* BEGIN *

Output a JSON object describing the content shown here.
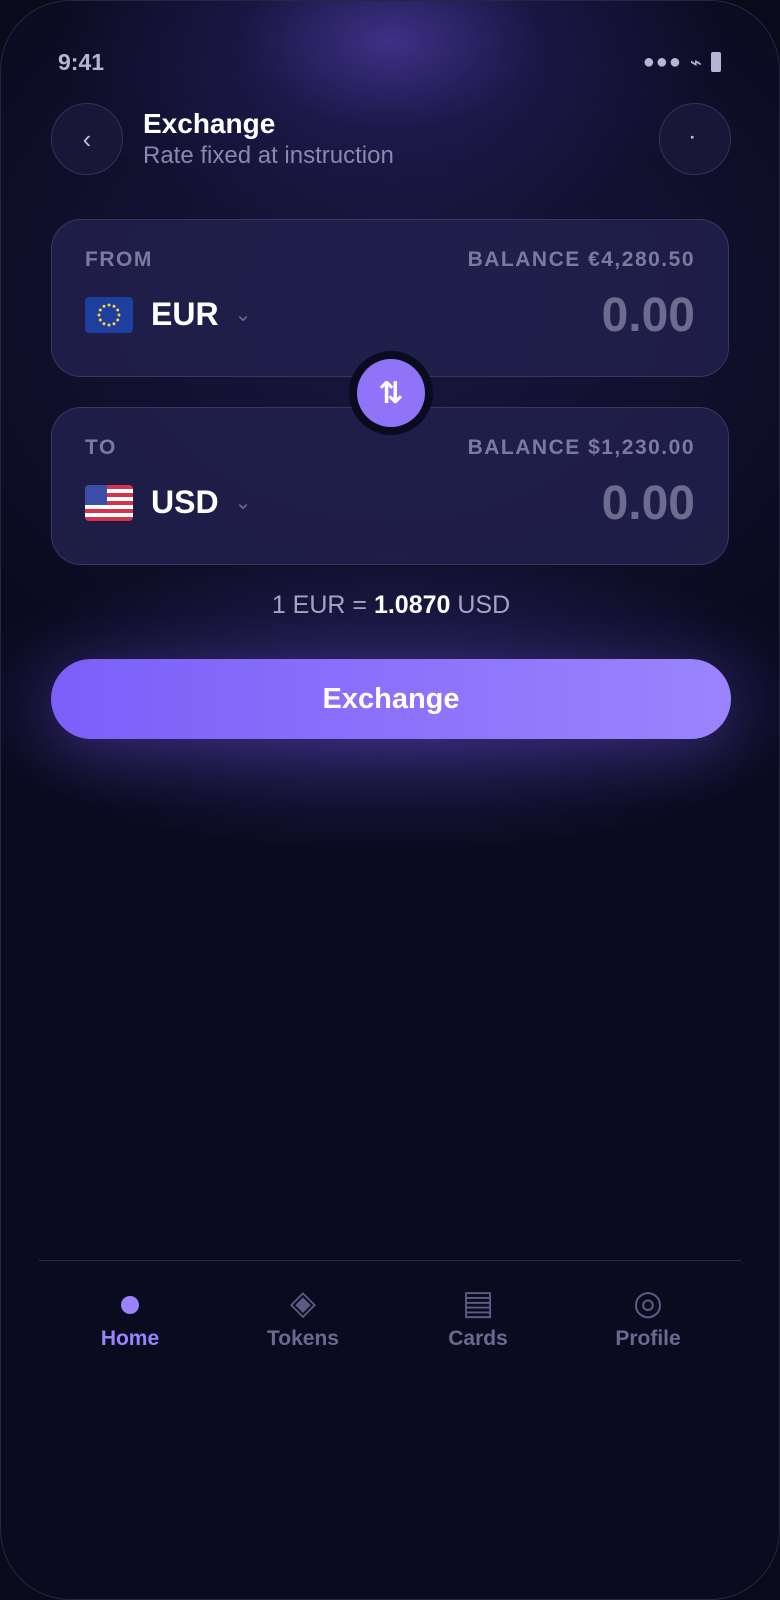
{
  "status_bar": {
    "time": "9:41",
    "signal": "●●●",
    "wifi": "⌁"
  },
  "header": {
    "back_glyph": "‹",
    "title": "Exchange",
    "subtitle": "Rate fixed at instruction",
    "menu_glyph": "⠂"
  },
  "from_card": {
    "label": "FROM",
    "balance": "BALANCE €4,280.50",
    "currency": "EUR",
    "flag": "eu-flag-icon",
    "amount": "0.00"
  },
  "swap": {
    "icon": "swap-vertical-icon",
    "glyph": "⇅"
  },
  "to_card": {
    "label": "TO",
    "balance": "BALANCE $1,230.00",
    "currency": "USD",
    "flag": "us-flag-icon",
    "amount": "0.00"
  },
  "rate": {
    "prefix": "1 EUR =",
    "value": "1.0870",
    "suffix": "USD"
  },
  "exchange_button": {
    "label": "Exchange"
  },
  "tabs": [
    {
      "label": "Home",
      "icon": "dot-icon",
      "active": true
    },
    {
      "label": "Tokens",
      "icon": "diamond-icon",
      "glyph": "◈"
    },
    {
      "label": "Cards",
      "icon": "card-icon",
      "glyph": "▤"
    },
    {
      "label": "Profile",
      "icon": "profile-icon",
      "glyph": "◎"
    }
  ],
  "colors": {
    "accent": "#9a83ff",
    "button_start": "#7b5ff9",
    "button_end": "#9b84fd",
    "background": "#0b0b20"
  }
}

* END *

Set task. Each line above is to be copied verbatim. Drop any image from the copy.

Answer to this problem.
Output a JSON object describing the content shown here.
{
  "status_bar": {
    "time": "9:41",
    "signal": "●●●",
    "wifi": "⌁"
  },
  "header": {
    "back_glyph": "‹",
    "title": "Exchange",
    "subtitle": "Rate fixed at instruction",
    "menu_glyph": "⠂"
  },
  "from_card": {
    "label": "FROM",
    "balance": "BALANCE €4,280.50",
    "currency": "EUR",
    "flag": "eu-flag-icon",
    "amount": "0.00"
  },
  "swap": {
    "icon": "swap-vertical-icon",
    "glyph": "⇅"
  },
  "to_card": {
    "label": "TO",
    "balance": "BALANCE $1,230.00",
    "currency": "USD",
    "flag": "us-flag-icon",
    "amount": "0.00"
  },
  "rate": {
    "prefix": "1 EUR =",
    "value": "1.0870",
    "suffix": "USD"
  },
  "exchange_button": {
    "label": "Exchange"
  },
  "tabs": [
    {
      "label": "Home",
      "icon": "dot-icon",
      "active": true
    },
    {
      "label": "Tokens",
      "icon": "diamond-icon",
      "glyph": "◈"
    },
    {
      "label": "Cards",
      "icon": "card-icon",
      "glyph": "▤"
    },
    {
      "label": "Profile",
      "icon": "profile-icon",
      "glyph": "◎"
    }
  ],
  "colors": {
    "accent": "#9a83ff",
    "button_start": "#7b5ff9",
    "button_end": "#9b84fd",
    "background": "#0b0b20"
  }
}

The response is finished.